> [RECORDED INFORMATION]
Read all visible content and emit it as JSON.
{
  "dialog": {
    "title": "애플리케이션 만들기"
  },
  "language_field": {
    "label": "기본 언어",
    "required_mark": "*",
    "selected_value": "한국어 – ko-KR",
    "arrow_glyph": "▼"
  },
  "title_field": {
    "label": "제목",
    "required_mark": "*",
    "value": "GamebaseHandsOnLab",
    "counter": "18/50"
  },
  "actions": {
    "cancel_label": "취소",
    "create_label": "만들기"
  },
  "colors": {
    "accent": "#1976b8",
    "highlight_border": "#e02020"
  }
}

> [DESCRIPTION OF THE TASK]
Your task is to retype all the records above with nothing left out.

> [EXERCISE RESULT]
Read all visible content and emit it as JSON.
{
  "dialog": {
    "title": "애플리케이션 만들기"
  },
  "language_field": {
    "label": "기본 언어",
    "required_mark": "*",
    "selected_value": "한국어 – ko-KR",
    "arrow_glyph": "▼"
  },
  "title_field": {
    "label": "제목",
    "required_mark": "*",
    "value": "GamebaseHandsOnLab",
    "counter": "18/50"
  },
  "actions": {
    "cancel_label": "취소",
    "create_label": "만들기"
  },
  "colors": {
    "accent": "#1976b8",
    "highlight_border": "#e02020"
  }
}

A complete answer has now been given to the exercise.